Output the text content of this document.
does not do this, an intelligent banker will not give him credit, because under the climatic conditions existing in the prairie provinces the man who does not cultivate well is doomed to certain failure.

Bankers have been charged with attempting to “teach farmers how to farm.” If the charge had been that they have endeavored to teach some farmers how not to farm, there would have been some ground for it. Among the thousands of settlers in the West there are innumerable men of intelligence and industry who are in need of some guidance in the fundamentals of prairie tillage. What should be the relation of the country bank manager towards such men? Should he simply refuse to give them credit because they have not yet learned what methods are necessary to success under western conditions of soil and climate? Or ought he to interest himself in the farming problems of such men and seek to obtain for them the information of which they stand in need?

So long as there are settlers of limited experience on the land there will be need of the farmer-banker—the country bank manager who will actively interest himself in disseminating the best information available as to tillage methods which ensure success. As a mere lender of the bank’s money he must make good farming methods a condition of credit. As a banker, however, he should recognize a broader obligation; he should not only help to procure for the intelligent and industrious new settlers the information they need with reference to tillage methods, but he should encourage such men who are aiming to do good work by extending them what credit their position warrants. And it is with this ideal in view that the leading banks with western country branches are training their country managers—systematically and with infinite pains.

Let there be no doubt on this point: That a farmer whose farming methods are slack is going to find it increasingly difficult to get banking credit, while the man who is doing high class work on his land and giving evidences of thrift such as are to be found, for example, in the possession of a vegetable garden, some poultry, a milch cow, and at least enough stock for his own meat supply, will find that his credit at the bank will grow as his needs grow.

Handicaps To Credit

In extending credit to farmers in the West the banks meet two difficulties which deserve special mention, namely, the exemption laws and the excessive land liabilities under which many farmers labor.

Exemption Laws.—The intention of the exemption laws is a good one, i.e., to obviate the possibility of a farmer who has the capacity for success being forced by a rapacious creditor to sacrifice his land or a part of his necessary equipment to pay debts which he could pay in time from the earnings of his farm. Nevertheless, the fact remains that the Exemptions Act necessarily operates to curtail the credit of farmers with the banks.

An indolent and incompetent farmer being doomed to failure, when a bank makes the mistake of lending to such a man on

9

» Short problem
Repeat the material word for word, in full.

» Solution to this problem
Output the text content of this document.
does not do this, an intelligent banker will not give him credit, because under the climatic conditions existing in the prairie provinces the man who does not cultivate well is doomed to certain failure.

Bankers have been charged with attempting to “teach farmers how to farm.” If the charge had been that they have endeavored to teach some farmers how not to farm, there would have been some ground for it. Among the thousands of settlers in the West there are innumerable men of intelligence and industry who are in need of some guidance in the fundamentals of prairie tillage. What should be the relation of the country bank manager towards such men? Should he simply refuse to give them credit because they have not yet learned what methods are necessary to success under western conditions of soil and climate? Or ought he to interest himself in the farming problems of such men and seek to obtain for them the information of which they stand in need?

So long as there are settlers of limited experience on the land there will be need of the farmer-banker—the country bank manager who will actively interest himself in disseminating the best information available as to tillage methods which ensure success. As a mere lender of the bank’s money he must make good farming methods a condition of credit. As a banker, however, he should recognize a broader obligation; he should not only help to procure for the intelligent and industrious new settlers the information they need with reference to tillage methods, but he should encourage such men who are aiming to do good work by extending them what credit their position warrants. And it is with this ideal in view that the leading banks with western country branches are training their country managers—systematically and with infinite pains.

Let there be no doubt on this point: That a farmer whose farming methods are slack is going to find it increasingly difficult to get banking credit, while the man who is doing high class work on his land and giving evidences of thrift such as are to be found, for example, in the possession of a vegetable garden, some poultry, a milch cow, and at least enough stock for his own meat supply, will find that his credit at the bank will grow as his needs grow.

Handicaps To Credit

In extending credit to farmers in the West the banks meet two difficulties which deserve special mention, namely, the exemption laws and the excessive land liabilities under which many farmers labor.

Exemption Laws.—The intention of the exemption laws is a good one, i.e., to obviate the possibility of a farmer who has the capacity for success being forced by a rapacious creditor to sacrifice his land or a part of his necessary equipment to pay debts which he could pay in time from the earnings of his farm. Nevertheless, the fact remains that the Exemptions Act necessarily operates to curtail the credit of farmers with the banks.

An indolent and incompetent farmer being doomed to failure, when a bank makes the mistake of lending to such a man on

9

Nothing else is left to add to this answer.